— Objetivo a —
Reescreva as linhas de dados desde a primeira até a linha que contém "message-timestamp: 7:05 AM: [561, 678, 664, 707]", inclusive, trocando "sender-name" por "author-name" e mantendo todo o resto inalterado.

● ● ● ● ● ● ●

Filosofia do Direito

sexta-feira, 25 de fevereiro de 2011

Introdução

Vamos começar.

O professor não recomenda livro nenhum. Há alguns textos, entretanto, que talvez ele nos indique ao longo do semestre, postando no SGI. Esses textos têm um único defeito: são de autoria do professor, diz ele mesmo!

Então, Filosofia. Qual a perspectiva? Ela começa no século VI a.C. Não para o professor, pois, para ele, a Filosofia se faz presente de maneira difusa nas religiões e na vida dos povos. Estava na civilização chinesa, persa, assíria, hindu... todas anteriores à grega. Há Filosofia antes mesmo de desaguar num governo.

No Egito, por exemplo, o homem cristaliza na pedra sua relação com o tempo. Ele o faz buscando a eternidade. Compreende-se que, ali, de maneira difusa, do ponto de vista da consciência social, se chegava a uma relação metafisica, acima do palpável, do visível com as circunstâncias da existência. Múmias e pirâmides são reveladoras dessa dimensão ontológica e metafísica dessa consciência. Vida, existência, morte, renascimento, eternidade, que são temas filosóficos intemporais. Todos estão plenamente presentes na Filosofia egípcia.

O que acontece com a Filosofia em Atenas? Lá a Filosofia ganha autonomia, tornando-se, em si mesma, uma forma de saber social. Antes a Filosofia estava imbrincada com outras formas, como até na magia, no mito e na religião.

Ao ganhar autonomia, a Filosofia alcança, em Atenas, a Filosofia legitima, por si só, o que é característico dessa forma de saber social. O que significa isso? a Filosofia é muito mais a capacidade de indagar, de interrogar-se do que a capacidade de deslumbrar-se com as respostas. Está mais na interrogação do que na exclamação. Quando se chega a alguma exclamação na Filosofia, ela necessariamente está preparando novas e incessantes possibilidades de indagar novamente. A busca é eterna pela verdade.

Em Atenas temos dupla perspectiva da Filosofia: a Filosofia natural, também chamada de Filosofia primeira, originária, e pré-socrática. Por que Filosofia da Natureza? Porque nesse momento as grandes interrogações que cercam o homem dizem respeito ao mundo e à vida. É a busca pelo chamado ápeiron, a substância primeira, a causa das causas. o que se quer saber é a materialidade do mundo e da vida. Do que é feita? Qual a origem material do mundo e da vida? A Filosofia Natural, ordinária, pré-socrática irá construir diferentes respostas sistemáticas em sua aparência alegórica.

● ● ● ● ● ● ●

— Objetivo b —
Dê continuidade ao texto sobre Filosofia do Direito a partir do ponto em que ele se encerra.

— Linhas fornecidas —
● ● ● ● ● ● ●

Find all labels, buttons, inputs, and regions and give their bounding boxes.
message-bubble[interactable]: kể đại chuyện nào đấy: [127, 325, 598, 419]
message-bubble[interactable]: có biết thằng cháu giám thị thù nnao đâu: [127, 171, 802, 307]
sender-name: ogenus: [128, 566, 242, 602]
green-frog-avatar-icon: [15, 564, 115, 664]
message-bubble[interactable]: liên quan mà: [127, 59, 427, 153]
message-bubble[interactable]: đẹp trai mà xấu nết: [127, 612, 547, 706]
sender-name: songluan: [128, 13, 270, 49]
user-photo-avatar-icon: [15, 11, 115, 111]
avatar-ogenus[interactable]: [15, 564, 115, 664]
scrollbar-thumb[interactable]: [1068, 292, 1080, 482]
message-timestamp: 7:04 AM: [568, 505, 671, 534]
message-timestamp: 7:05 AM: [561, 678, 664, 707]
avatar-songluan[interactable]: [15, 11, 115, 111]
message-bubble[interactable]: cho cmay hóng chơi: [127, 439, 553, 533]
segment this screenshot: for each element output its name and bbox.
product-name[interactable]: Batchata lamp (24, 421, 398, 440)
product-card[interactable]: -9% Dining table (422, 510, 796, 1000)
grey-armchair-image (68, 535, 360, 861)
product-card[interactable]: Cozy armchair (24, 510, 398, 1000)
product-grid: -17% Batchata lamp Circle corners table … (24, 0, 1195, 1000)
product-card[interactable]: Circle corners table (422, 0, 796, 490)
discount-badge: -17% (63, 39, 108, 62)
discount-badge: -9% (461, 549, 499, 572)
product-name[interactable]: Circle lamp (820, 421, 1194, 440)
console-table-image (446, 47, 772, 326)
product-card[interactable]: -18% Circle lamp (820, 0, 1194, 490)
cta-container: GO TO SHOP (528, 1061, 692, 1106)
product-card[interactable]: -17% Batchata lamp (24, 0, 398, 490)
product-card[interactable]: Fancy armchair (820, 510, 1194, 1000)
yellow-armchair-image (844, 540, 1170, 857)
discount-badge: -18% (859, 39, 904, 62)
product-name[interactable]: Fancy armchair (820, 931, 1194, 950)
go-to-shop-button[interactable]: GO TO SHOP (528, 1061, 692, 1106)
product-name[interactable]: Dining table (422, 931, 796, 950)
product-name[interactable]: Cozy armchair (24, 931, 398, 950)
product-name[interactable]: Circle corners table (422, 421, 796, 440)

● ● ● ● ● ● ●

— Resposta final a —
Find all labels, buttons, inputs, and regions and give their bounding boxes.
message-bubble[interactable]: kể đại chuyện nào đấy: [127, 325, 598, 419]
message-bubble[interactable]: có biết thằng cháu giám thị thù nnao đâu: [127, 171, 802, 307]
author-name: ogenus: [128, 566, 242, 602]
green-frog-avatar-icon: [15, 564, 115, 664]
message-bubble[interactable]: liên quan mà: [127, 59, 427, 153]
message-bubble[interactable]: đẹp trai mà xấu nết: [127, 612, 547, 706]
author-name: songluan: [128, 13, 270, 49]
user-photo-avatar-icon: [15, 11, 115, 111]
avatar-ogenus[interactable]: [15, 564, 115, 664]
scrollbar-thumb[interactable]: [1068, 292, 1080, 482]
message-timestamp: 7:04 AM: [568, 505, 671, 534]
message-timestamp: 7:05 AM: [561, 678, 664, 707]

— Resposta final b —
O ápeiron transpassa a ideia de fogo, ar, água e pó, até chegar à partícula átomo. Isso inclusive foi revisitado na Suíça há meses com a experiência no acelerador de partículas, e se investigou a origem do mundo.

Tales de Mileto tem um argumento fundado na lógica formal que mostra a inteligência do que estamos trabalhando: o mundo seria derivado da água, e a vida também. É um pressuposto sobre o qual é construído seu pensamento. Demócrito, outro atomista, chegou à ideia de que o átomo não é a matéria da matéria.

Por que é relevante discutir a materialidade da vida e do mundo? Porque o que acontece na Grécia antiga é que ali desaguam inquietações milenares precedentes, que são reveladoras de um homem que está se defrontando com um terror cósmico: um homem sem ciência, sem tecnologia, e que tem uma relação de desigualdade com a Natureza, pois não tinha a força. O homem buscava escrever a saga de sua sobrevivência. Para viver, portanto, o homem deveria entender o Código Natural. Ele encontra respostas no mito, na magia, na religião, e, um dia, na Filosofia.
 

A Filosofia Socrática

A outra Filosofia, que é a Socrática, já que Sócrates dividiu as águas da Filosofia, é um produto de circunstâncias novas e diferenciais. Por quê? a Filosofia social, acrescentando um novo capítulo, passa a líder com a natureza do homem, o homem em si mesmo, e não mais a Natureza. O homem é um ator social que convive na cidade. Na cidade, a confirmação da cultura consolidou uma nova natureza, artificial, um novo casulo, produto exclusivo da cultura. Obra puramente humana! Tal como a própria cidade. É o embate da cultura com a natureza, no aspecto natural e material, que permite a criação de um objeto chamado cidade. O homem que vivia nas montanhas e florestas passa a viver num cenário exclusivamente resultante de sua capacidade de concessão. A cidade teve que ser concebida e construída. É a cultura que permite a afirmação da arte na história.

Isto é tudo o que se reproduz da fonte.